**Task directions:** Please rewrite only the lines of the material starting with the line containing "- tooltip-net: -4.23: [677, 309, 713, 327]" and going on through the line containing "- cost-y-tick-label: 0.048: [27, 552, 50, 562]" as a numbered list, leaving out any blank lines.

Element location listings
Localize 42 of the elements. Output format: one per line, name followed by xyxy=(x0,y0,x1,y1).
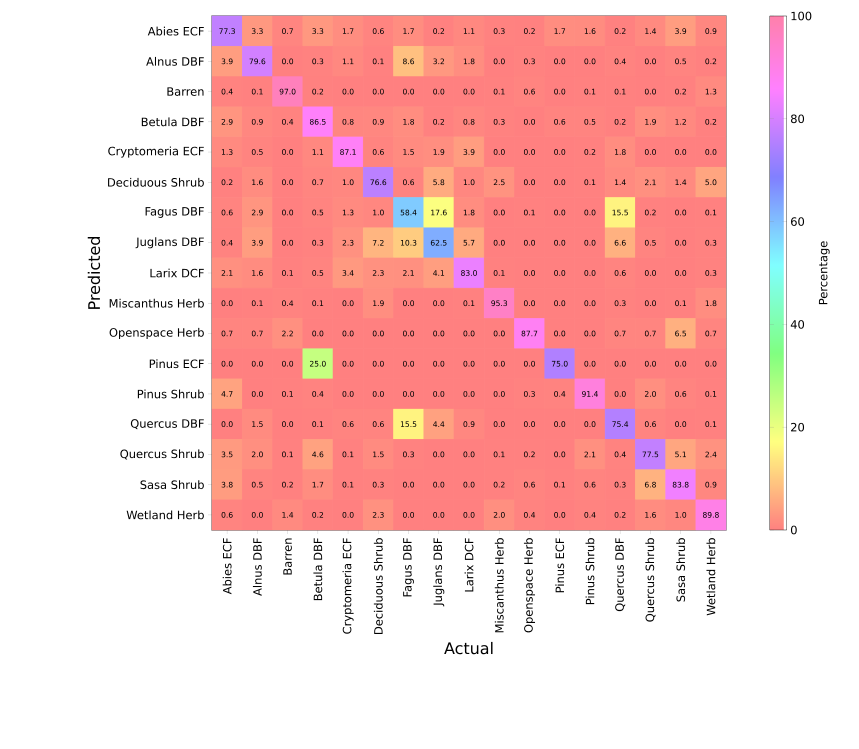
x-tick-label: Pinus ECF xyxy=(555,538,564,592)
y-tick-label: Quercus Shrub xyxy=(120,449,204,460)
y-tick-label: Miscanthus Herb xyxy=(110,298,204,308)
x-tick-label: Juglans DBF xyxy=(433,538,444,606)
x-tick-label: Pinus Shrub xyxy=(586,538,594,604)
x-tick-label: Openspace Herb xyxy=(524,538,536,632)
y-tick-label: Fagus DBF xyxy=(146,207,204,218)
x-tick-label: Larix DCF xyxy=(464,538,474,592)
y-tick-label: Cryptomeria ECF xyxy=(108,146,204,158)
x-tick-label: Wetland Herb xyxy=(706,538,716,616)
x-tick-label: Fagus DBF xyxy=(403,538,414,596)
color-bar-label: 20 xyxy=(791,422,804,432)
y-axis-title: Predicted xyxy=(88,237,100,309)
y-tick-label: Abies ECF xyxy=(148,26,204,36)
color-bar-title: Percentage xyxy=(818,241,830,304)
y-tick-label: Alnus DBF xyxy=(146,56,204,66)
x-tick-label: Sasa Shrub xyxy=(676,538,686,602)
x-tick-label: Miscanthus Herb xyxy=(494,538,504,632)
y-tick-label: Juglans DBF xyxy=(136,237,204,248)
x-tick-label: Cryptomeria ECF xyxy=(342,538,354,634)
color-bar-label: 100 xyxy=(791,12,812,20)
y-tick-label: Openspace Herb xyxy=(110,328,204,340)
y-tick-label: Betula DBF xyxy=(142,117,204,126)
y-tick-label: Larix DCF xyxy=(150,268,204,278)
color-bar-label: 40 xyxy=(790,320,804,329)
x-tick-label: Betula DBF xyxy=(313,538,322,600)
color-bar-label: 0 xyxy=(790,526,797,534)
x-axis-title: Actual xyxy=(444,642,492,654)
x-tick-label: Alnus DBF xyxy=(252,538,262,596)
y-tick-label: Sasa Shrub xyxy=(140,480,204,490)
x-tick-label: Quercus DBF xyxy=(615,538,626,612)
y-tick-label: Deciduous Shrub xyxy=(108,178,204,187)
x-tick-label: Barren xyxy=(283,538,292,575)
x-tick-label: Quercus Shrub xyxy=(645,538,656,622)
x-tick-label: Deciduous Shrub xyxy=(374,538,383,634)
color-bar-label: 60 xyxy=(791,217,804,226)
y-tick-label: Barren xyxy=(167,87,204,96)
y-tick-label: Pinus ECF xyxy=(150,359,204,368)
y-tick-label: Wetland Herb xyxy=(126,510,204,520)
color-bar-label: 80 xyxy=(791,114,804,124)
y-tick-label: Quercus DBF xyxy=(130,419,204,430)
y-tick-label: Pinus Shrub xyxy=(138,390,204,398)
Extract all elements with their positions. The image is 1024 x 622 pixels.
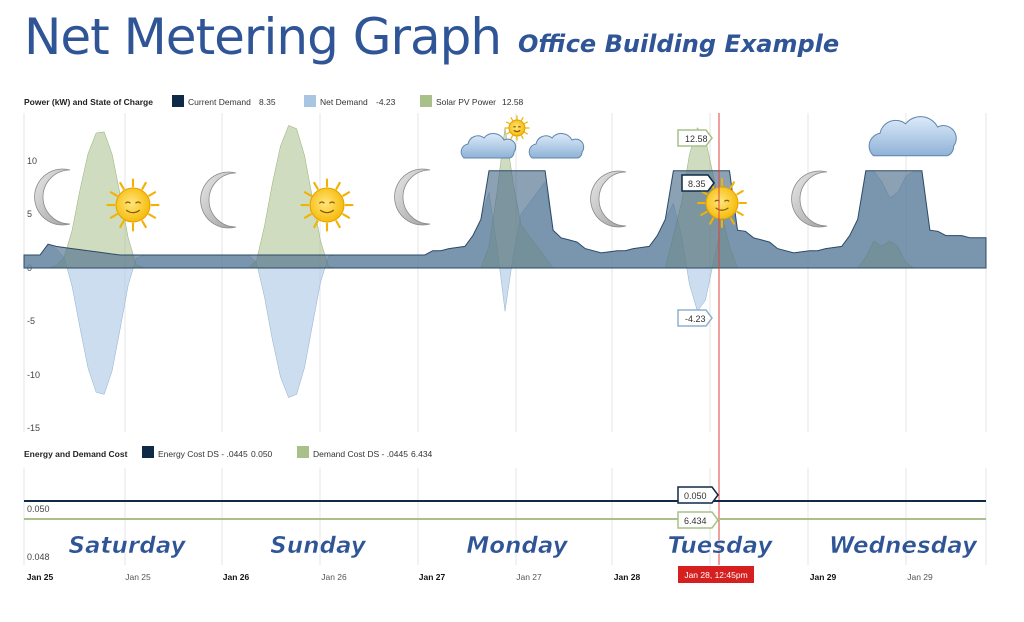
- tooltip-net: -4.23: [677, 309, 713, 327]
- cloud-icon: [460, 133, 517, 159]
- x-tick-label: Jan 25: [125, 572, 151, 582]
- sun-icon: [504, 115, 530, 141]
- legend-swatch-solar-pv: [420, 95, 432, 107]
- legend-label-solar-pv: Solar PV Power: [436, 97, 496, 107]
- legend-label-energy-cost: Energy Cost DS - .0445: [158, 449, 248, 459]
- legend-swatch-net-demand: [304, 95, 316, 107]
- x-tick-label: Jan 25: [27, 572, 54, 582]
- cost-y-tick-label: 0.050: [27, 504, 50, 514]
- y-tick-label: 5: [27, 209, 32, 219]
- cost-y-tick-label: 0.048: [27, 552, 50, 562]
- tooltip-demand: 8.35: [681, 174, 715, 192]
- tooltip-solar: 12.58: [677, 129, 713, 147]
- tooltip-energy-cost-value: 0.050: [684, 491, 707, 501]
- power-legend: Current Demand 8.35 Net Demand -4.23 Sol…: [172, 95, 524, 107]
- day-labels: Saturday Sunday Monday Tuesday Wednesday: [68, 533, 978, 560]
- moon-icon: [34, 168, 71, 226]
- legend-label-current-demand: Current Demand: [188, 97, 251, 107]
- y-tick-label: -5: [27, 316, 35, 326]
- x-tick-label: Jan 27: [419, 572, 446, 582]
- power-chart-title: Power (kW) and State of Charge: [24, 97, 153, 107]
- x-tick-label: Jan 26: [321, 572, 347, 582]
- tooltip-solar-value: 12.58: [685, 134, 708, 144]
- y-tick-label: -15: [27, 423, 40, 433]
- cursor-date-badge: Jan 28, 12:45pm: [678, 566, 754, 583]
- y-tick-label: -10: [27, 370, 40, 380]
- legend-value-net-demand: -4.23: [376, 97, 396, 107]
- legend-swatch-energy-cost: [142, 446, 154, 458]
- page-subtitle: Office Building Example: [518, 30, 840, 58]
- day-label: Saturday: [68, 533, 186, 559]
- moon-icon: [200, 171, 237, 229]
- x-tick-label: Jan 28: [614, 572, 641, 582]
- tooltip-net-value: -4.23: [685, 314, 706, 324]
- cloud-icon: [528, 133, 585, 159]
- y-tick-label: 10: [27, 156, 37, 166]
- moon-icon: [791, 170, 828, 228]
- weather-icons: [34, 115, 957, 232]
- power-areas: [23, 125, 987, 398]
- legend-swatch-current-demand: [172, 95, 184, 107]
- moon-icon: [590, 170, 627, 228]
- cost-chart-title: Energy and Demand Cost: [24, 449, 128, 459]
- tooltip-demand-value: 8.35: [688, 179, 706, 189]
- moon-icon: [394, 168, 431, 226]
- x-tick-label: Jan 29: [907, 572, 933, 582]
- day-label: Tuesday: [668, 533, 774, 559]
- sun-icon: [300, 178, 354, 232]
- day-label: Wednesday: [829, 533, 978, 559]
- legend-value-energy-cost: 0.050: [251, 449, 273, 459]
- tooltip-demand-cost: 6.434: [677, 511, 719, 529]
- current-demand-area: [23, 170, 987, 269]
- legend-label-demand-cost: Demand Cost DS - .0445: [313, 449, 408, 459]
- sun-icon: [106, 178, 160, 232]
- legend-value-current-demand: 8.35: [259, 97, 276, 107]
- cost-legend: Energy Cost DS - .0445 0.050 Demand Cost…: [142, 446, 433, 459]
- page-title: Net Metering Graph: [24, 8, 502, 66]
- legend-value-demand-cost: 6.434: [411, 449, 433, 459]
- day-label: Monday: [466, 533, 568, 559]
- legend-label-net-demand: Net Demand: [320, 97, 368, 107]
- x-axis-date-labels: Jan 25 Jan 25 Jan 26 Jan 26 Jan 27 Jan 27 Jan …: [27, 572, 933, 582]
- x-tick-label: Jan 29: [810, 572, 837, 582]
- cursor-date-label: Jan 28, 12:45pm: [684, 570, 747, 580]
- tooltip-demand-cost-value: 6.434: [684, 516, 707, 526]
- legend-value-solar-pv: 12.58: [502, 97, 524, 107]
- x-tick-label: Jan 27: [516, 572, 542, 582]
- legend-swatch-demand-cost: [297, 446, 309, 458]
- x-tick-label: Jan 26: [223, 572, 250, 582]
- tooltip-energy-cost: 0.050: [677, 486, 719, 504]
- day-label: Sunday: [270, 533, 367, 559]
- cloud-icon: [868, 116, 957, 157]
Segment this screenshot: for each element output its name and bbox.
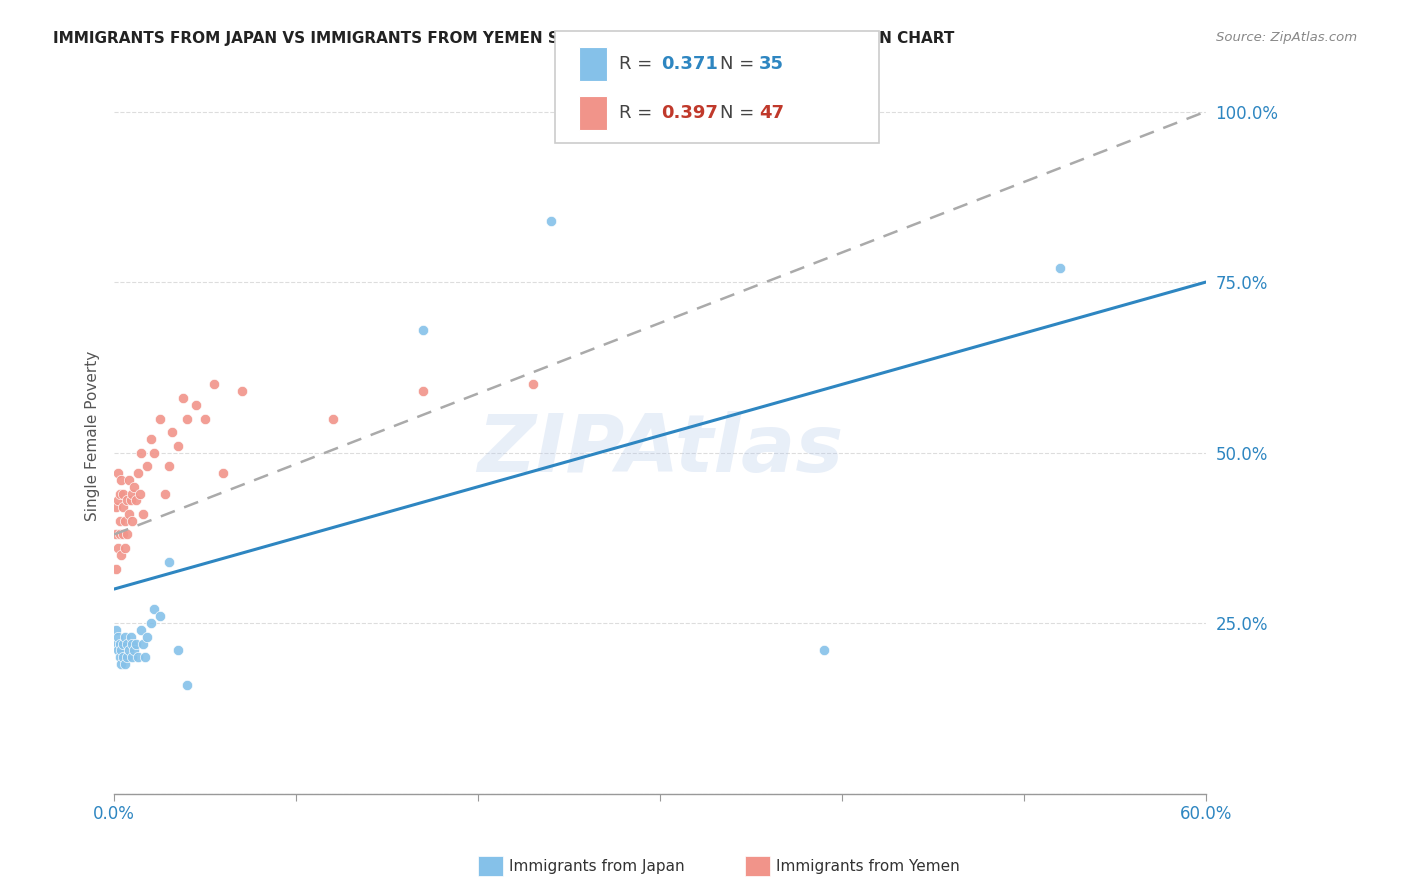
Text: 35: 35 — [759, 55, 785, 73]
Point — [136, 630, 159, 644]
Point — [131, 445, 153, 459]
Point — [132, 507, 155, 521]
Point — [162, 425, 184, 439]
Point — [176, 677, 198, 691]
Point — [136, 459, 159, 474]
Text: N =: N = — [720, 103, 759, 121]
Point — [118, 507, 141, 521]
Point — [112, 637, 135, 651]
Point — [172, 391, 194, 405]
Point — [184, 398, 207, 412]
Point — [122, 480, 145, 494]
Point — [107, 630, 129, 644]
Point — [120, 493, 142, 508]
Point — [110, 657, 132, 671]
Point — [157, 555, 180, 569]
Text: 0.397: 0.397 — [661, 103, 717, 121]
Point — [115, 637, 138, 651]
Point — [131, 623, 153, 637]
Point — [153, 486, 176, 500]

**Output for this exercise:**
1. - tooltip-net: -4.23: [677, 309, 713, 327]
2. - cloud-icon: [460, 133, 517, 159]
3. - x-tick-label: Jan 25: [125, 572, 151, 582]
4. - sun-icon: [504, 115, 530, 141]
5. - legend-swatch-solar-pv: [420, 95, 432, 107]
6. - legend-label-solar-pv: Solar PV Power: [436, 97, 496, 107]
7. - legend-label-energy-cost: Energy Cost DS - .0445: [158, 449, 248, 459]
8. - legend-swatch-net-demand: [304, 95, 316, 107]
9. - x-tick-label: Jan 25: [27, 572, 54, 582]
10. - cost-y-tick-label: 0.050: [27, 504, 50, 514]
11. - y-tick-label: 5: [27, 209, 32, 219]
12. - cost-y-tick-label: 0.048: [27, 552, 50, 562]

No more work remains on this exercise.